Record excerpts>
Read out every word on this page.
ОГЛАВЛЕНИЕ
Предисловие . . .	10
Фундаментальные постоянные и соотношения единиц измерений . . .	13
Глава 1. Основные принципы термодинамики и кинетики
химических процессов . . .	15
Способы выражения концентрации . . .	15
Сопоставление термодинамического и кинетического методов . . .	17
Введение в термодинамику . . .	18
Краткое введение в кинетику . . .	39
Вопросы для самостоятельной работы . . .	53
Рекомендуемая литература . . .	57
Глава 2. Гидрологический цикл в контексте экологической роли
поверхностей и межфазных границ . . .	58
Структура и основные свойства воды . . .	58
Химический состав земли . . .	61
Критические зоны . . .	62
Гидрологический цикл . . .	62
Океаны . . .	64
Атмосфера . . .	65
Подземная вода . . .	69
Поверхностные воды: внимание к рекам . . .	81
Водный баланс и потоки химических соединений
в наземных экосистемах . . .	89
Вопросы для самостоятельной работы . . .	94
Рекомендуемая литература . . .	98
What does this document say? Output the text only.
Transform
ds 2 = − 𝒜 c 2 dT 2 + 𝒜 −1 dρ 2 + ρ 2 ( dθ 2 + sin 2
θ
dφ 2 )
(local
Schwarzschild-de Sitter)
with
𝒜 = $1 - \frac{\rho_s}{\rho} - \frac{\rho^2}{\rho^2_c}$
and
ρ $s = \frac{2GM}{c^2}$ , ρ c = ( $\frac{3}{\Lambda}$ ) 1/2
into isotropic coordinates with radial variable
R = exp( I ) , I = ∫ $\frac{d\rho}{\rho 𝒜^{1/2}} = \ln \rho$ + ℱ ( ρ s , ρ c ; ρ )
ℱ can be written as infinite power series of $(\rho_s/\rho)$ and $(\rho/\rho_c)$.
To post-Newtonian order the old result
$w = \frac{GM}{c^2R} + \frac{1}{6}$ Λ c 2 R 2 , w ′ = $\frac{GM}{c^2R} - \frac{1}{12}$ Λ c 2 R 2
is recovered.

Exercise brief>
Determine the number of lines in the data that contain "работы" as a word or string, and state only that number.

Response to the task>
2